__Information provided__.
####

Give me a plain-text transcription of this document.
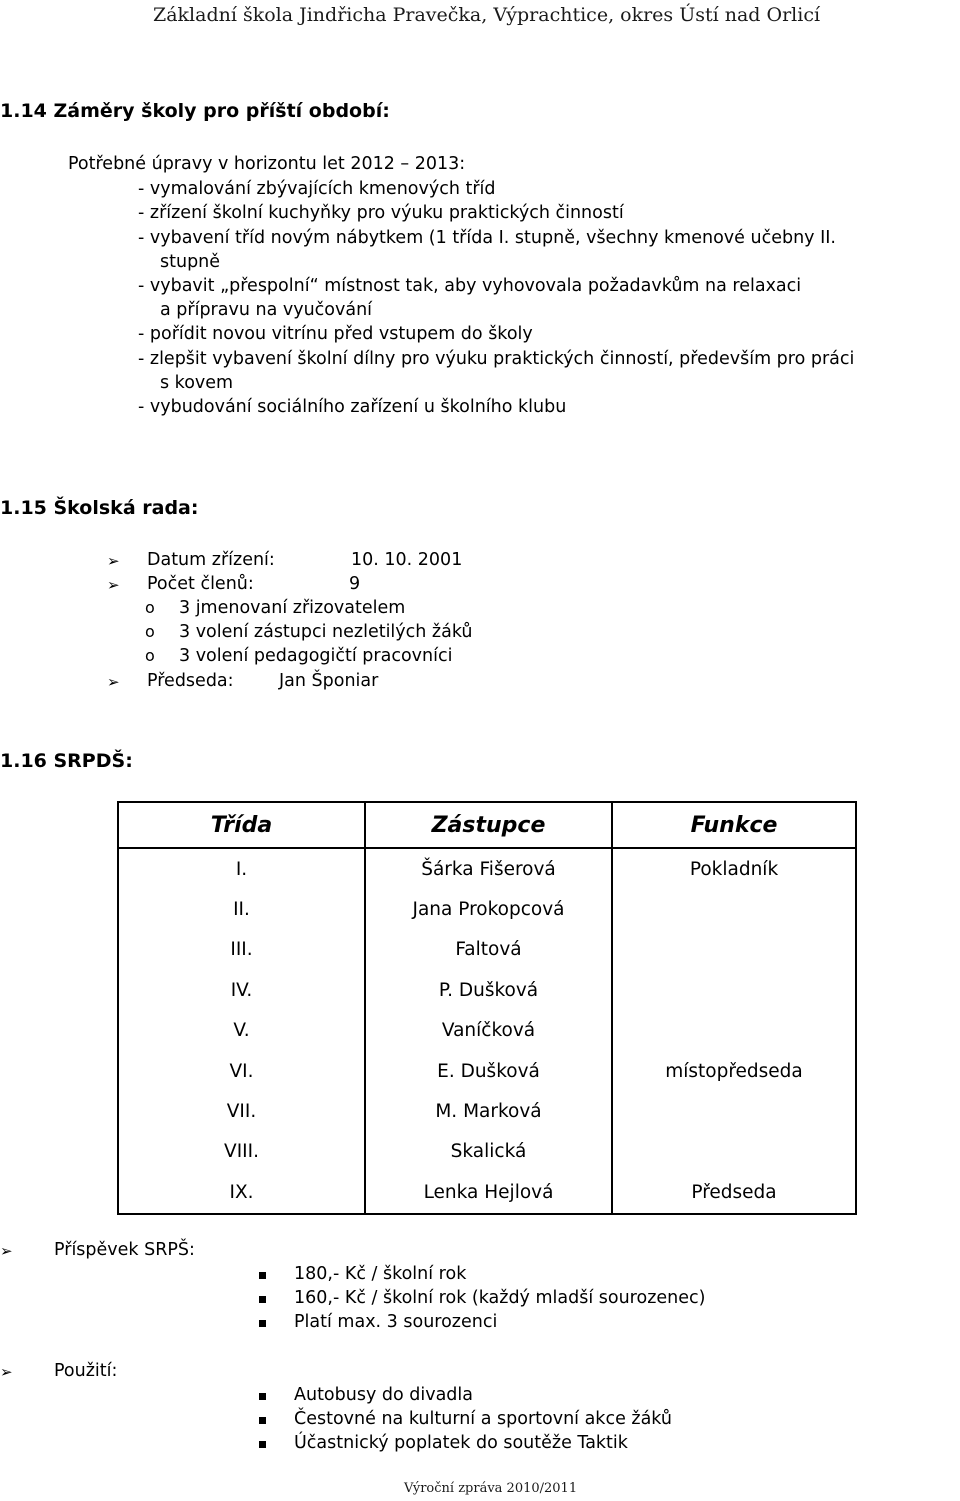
Základní škola Jindřicha Pravečka, Výprachtice, okres Ústí nad Orlicí
1.14 Záměry školy pro příští období:
Potřebné úpravy v horizontu let 2012 – 2013:
- vymalování zbývajících kmenových tříd
- zřízení školní kuchyňky pro výuku praktických činností
- vybavení tříd novým nábytkem (1 třída I. stupně, všechny kmenové učebny II.
stupně
- vybavit „přespolní“ místnost tak, aby vyhovovala požadavkům na relaxaci
a přípravu na vyučování
- pořídit novou vitrínu před vstupem do školy
- zlepšit vybavení školní dílny pro výuku praktických činností, především pro práci
s kovem
- vybudování sociálního zařízení u školního klubu
1.15 Školská rada:
➢ Datum zřízení:	10. 10. 2001
➢ Počet členů:	9
o 3 jmenovaní zřizovatelem
o 3 volení zástupci nezletilých žáků
o 3 volení pedagogičtí pracovníci
➢ Předseda:	Jan Šponiar
1.16 SRPDŠ:
Třída	Zástupce	Funkce
I.	Šárka Fišerová	Pokladník
II.	Jana Prokopcová	
III.	Faltová	
IV.	P. Dušková	
V.	Vaníčková	
VI.	E. Dušková	místopředseda
VII.	M. Marková	
VIII.	Skalická	
IX.	Lenka Hejlová	Předseda
➢ Příspěvek SRPŠ:
180,- Kč / školní rok
160,- Kč / školní rok (každý mladší sourozenec)
Platí max. 3 sourozenci
➢ Použití:
Autobusy do divadla
Čestovné na kulturní a sportovní akce žáků
Účastnický poplatek do soutěže Taktik
Výroční zpráva 2010/2011
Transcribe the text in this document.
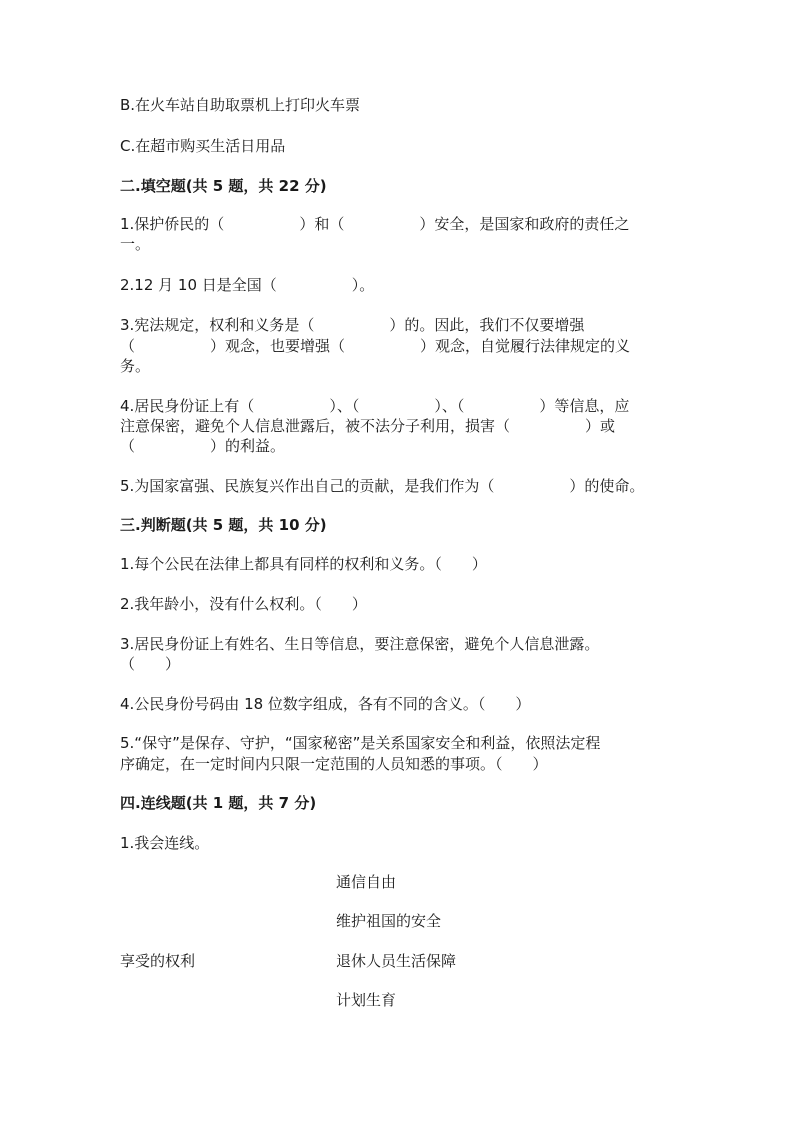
B.在火车站自助取票机上打印火车票
C.在超市购买生活日用品
二.填空题(共 5 题，共 22 分)
1.保护侨民的（　　　　　）和（　　　　　）安全，是国家和政府的责任之
一。
2.12 月 10 日是全国（　　　　　）。
3.宪法规定，权利和义务是（　　　　　）的。因此，我们不仅要增强
（　　　　　）观念，也要增强（　　　　　）观念，自觉履行法律规定的义
务。
4.居民身份证上有（　　　　　）、（　　　　　）、（　　　　　）等信息，应
注意保密，避免个人信息泄露后，被不法分子利用，损害（　　　　　）或
（　　　　　）的利益。
5.为国家富强、民族复兴作出自己的贡献，是我们作为（　　　　　）的使命。
三.判断题(共 5 题，共 10 分)
1.每个公民在法律上都具有同样的权利和义务。（　　）
2.我年龄小，没有什么权利。（　　）
3.居民身份证上有姓名、生日等信息，要注意保密，避免个人信息泄露。
（　　）
4.公民身份号码由 18 位数字组成，各有不同的含义。（　　）
5.“保守”是保存、守护，“国家秘密”是关系国家安全和利益，依照法定程
序确定，在一定时间内只限一定范围的人员知悉的事项。（　　）
四.连线题(共 1 题，共 7 分)
1.我会连线。
通信自由
维护祖国的安全
享受的权利	退休人员生活保障
计划生育
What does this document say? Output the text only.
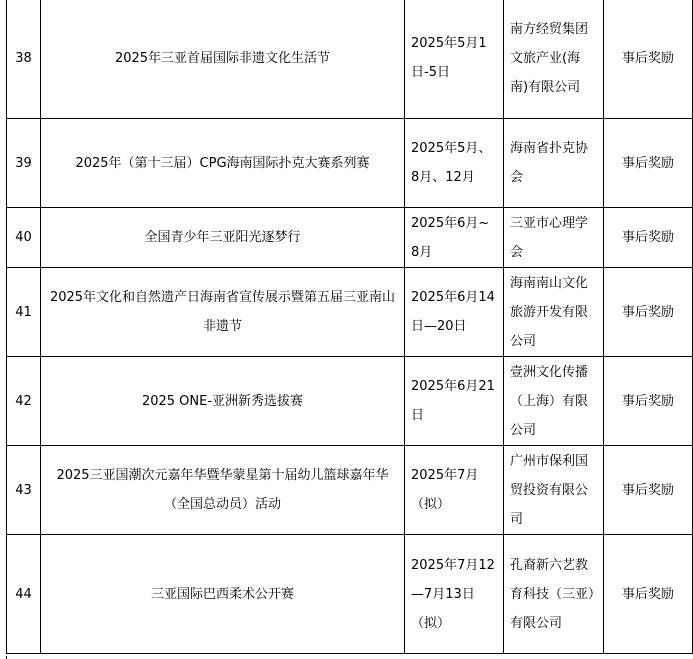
38	2025年三亚首届国际非遗文化生活节	2025年5月1日-5日	南方经贸集团文旅产业(海南)有限公司	事后奖励

39	2025年（第十三届）CPG海南国际扑克大赛系列赛	2025年5月、8月、12月	海南省扑克协会	事后奖励

40	全国青少年三亚阳光逐梦行	2025年6月~8月	三亚市心理学会	事后奖励

41	2025年文化和自然遗产日海南省宣传展示暨第五届三亚南山非遗节	2025年6月14日—20日	海南南山文化旅游开发有限公司	事后奖励

42	2025 ONE-亚洲新秀选拔赛	2025年6月21日	壹洲文化传播（上海）有限公司	事后奖励

43	2025三亚国潮次元嘉年华暨华蒙星第十届幼儿篮球嘉年华（全国总动员）活动	2025年7月（拟）	广州市保利国贸投资有限公司	事后奖励

44	三亚国际巴西柔术公开赛	2025年7月12—7月13日（拟）	孔裔新六艺教育科技（三亚）有限公司	事后奖励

####

__Task prompt__. Omit the pictures, and please restate word for word the lines running from the line with "What does this" to the end of the entries.

__Output for this task__.
What does this document say? Output the text only.
38	2025年三亚首届国际非遗文化生活节	2025年5月1日-5日	南方经贸集团文旅产业(海南)有限公司	事后奖励

39	2025年（第十三届）CPG海南国际扑克大赛系列赛	2025年5月、8月、12月	海南省扑克协会	事后奖励

40	全国青少年三亚阳光逐梦行	2025年6月~8月	三亚市心理学会	事后奖励

41	2025年文化和自然遗产日海南省宣传展示暨第五届三亚南山非遗节	2025年6月14日—20日	海南南山文化旅游开发有限公司	事后奖励

42	2025 ONE-亚洲新秀选拔赛	2025年6月21日	壹洲文化传播（上海）有限公司	事后奖励

43	2025三亚国潮次元嘉年华暨华蒙星第十届幼儿篮球嘉年华（全国总动员）活动	2025年7月（拟）	广州市保利国贸投资有限公司	事后奖励

44	三亚国际巴西柔术公开赛	2025年7月12—7月13日（拟）	孔裔新六艺教育科技（三亚）有限公司	事后奖励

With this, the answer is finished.